> RECORDS PROVIDED

****

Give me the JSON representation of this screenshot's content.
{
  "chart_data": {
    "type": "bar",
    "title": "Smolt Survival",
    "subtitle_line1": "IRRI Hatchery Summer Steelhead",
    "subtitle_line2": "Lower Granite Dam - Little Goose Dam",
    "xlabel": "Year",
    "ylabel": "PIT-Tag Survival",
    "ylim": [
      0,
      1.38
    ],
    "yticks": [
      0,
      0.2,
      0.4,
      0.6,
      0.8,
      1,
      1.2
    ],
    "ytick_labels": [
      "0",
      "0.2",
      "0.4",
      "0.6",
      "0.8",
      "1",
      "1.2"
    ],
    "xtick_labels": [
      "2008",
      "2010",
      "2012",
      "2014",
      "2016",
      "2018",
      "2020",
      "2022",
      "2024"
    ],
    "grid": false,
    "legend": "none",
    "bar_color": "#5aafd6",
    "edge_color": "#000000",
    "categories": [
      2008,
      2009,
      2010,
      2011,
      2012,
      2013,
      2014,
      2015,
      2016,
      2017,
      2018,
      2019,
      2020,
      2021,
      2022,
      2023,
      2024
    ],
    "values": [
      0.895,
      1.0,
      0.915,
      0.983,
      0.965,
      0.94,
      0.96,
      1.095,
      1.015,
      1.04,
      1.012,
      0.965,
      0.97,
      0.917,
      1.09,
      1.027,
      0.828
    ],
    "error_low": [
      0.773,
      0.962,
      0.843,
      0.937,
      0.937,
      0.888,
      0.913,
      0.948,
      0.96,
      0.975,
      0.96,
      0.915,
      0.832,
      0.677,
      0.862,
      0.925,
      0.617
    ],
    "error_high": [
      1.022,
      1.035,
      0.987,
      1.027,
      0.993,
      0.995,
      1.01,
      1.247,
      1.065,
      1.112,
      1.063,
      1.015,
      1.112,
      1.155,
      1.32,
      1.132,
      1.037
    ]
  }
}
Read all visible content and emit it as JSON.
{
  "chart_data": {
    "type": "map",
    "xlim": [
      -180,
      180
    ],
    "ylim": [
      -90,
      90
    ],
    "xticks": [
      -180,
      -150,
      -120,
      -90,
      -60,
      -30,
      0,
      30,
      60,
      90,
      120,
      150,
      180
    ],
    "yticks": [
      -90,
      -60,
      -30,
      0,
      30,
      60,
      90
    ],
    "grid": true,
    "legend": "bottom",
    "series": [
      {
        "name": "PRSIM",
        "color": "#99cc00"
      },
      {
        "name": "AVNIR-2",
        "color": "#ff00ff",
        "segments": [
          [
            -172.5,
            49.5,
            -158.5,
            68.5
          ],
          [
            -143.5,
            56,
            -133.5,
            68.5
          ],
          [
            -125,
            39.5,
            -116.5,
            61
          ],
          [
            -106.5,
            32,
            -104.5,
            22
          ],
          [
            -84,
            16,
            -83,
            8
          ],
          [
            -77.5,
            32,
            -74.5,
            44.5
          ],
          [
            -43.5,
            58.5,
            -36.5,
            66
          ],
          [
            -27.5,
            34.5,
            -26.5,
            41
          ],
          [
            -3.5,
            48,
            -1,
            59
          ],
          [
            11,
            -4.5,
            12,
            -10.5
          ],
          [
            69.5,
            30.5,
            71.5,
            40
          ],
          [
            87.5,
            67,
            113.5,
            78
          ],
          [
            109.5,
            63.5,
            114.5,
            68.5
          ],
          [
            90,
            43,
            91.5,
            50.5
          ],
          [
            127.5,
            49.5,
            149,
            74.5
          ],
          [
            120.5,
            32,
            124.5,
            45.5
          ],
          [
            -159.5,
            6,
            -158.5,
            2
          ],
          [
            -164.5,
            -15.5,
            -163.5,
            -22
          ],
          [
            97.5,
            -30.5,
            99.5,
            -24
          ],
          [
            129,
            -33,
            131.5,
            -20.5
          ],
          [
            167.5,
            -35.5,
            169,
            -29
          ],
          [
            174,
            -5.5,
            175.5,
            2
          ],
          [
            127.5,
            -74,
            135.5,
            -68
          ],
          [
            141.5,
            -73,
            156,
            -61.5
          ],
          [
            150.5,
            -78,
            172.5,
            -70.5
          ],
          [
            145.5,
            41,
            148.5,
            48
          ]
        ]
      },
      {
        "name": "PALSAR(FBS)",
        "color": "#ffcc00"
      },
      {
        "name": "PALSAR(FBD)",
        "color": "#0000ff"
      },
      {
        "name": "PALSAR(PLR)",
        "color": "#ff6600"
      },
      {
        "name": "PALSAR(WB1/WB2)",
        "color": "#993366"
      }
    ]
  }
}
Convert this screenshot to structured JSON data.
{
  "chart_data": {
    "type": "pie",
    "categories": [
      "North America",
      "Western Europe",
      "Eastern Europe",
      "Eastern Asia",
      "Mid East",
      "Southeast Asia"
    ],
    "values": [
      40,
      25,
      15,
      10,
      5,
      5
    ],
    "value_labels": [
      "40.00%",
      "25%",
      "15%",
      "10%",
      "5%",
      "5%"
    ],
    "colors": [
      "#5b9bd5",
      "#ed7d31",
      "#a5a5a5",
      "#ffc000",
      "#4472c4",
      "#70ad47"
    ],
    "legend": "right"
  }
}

****

Each line of the material should be echoed exactly.

Give me the JSON representation of this screenshot's content.
{
  "chart_data": {
    "type": "bar",
    "title": "Smolt Survival",
    "subtitle_line1": "IRRI Hatchery Summer Steelhead",
    "subtitle_line2": "Lower Granite Dam - Little Goose Dam",
    "xlabel": "Year",
    "ylabel": "PIT-Tag Survival",
    "ylim": [
      0,
      1.38
    ],
    "yticks": [
      0,
      0.2,
      0.4,
      0.6,
      0.8,
      1,
      1.2
    ],
    "ytick_labels": [
      "0",
      "0.2",
      "0.4",
      "0.6",
      "0.8",
      "1",
      "1.2"
    ],
    "xtick_labels": [
      "2008",
      "2010",
      "2012",
      "2014",
      "2016",
      "2018",
      "2020",
      "2022",
      "2024"
    ],
    "grid": false,
    "legend": "none",
    "bar_color": "#5aafd6",
    "edge_color": "#000000",
    "categories": [
      2008,
      2009,
      2010,
      2011,
      2012,
      2013,
      2014,
      2015,
      2016,
      2017,
      2018,
      2019,
      2020,
      2021,
      2022,
      2023,
      2024
    ],
    "values": [
      0.895,
      1.0,
      0.915,
      0.983,
      0.965,
      0.94,
      0.96,
      1.095,
      1.015,
      1.04,
      1.012,
      0.965,
      0.97,
      0.917,
      1.09,
      1.027,
      0.828
    ],
    "error_low": [
      0.773,
      0.962,
      0.843,
      0.937,
      0.937,
      0.888,
      0.913,
      0.948,
      0.96,
      0.975,
      0.96,
      0.915,
      0.832,
      0.677,
      0.862,
      0.925,
      0.617
    ],
    "error_high": [
      1.022,
      1.035,
      0.987,
      1.027,
      0.993,
      0.995,
      1.01,
      1.247,
      1.065,
      1.112,
      1.063,
      1.015,
      1.112,
      1.155,
      1.32,
      1.132,
      1.037
    ]
  }
}
Read all visible content and emit it as JSON.
{
  "chart_data": {
    "type": "map",
    "xlim": [
      -180,
      180
    ],
    "ylim": [
      -90,
      90
    ],
    "xticks": [
      -180,
      -150,
      -120,
      -90,
      -60,
      -30,
      0,
      30,
      60,
      90,
      120,
      150,
      180
    ],
    "yticks": [
      -90,
      -60,
      -30,
      0,
      30,
      60,
      90
    ],
    "grid": true,
    "legend": "bottom",
    "series": [
      {
        "name": "PRSIM",
        "color": "#99cc00"
      },
      {
        "name": "AVNIR-2",
        "color": "#ff00ff",
        "segments": [
          [
            -172.5,
            49.5,
            -158.5,
            68.5
          ],
          [
            -143.5,
            56,
            -133.5,
            68.5
          ],
          [
            -125,
            39.5,
            -116.5,
            61
          ],
          [
            -106.5,
            32,
            -104.5,
            22
          ],
          [
            -84,
            16,
            -83,
            8
          ],
          [
            -77.5,
            32,
            -74.5,
            44.5
          ],
          [
            -43.5,
            58.5,
            -36.5,
            66
          ],
          [
            -27.5,
            34.5,
            -26.5,
            41
          ],
          [
            -3.5,
            48,
            -1,
            59
          ],
          [
            11,
            -4.5,
            12,
            -10.5
          ],
          [
            69.5,
            30.5,
            71.5,
            40
          ],
          [
            87.5,
            67,
            113.5,
            78
          ],
          [
            109.5,
            63.5,
            114.5,
            68.5
          ],
          [
            90,
            43,
            91.5,
            50.5
          ],
          [
            127.5,
            49.5,
            149,
            74.5
          ],
          [
            120.5,
            32,
            124.5,
            45.5
          ],
          [
            -159.5,
            6,
            -158.5,
            2
          ],
          [
            -164.5,
            -15.5,
            -163.5,
            -22
          ],
          [
            97.5,
            -30.5,
            99.5,
            -24
          ],
          [
            129,
            -33,
            131.5,
            -20.5
          ],
          [
            167.5,
            -35.5,
            169,
            -29
          ],
          [
            174,
            -5.5,
            175.5,
            2
          ],
          [
            127.5,
            -74,
            135.5,
            -68
          ],
          [
            141.5,
            -73,
            156,
            -61.5
          ],
          [
            150.5,
            -78,
            172.5,
            -70.5
          ],
          [
            145.5,
            41,
            148.5,
            48
          ]
        ]
      },
      {
        "name": "PALSAR(FBS)",
        "color": "#ffcc00"
      },
      {
        "name": "PALSAR(FBD)",
        "color": "#0000ff"
      },
      {
        "name": "PALSAR(PLR)",
        "color": "#ff6600"
      },
      {
        "name": "PALSAR(WB1/WB2)",
        "color": "#993366"
      }
    ]
  }
}
Convert this screenshot to structured JSON data.
{
  "chart_data": {
    "type": "pie",
    "categories": [
      "North America",
      "Western Europe",
      "Eastern Europe",
      "Eastern Asia",
      "Mid East",
      "Southeast Asia"
    ],
    "values": [
      40,
      25,
      15,
      10,
      5,
      5
    ],
    "value_labels": [
      "40.00%",
      "25%",
      "15%",
      "10%",
      "5%",
      "5%"
    ],
    "colors": [
      "#5b9bd5",
      "#ed7d31",
      "#a5a5a5",
      "#ffc000",
      "#4472c4",
      "#70ad47"
    ],
    "legend": "right"
  }
}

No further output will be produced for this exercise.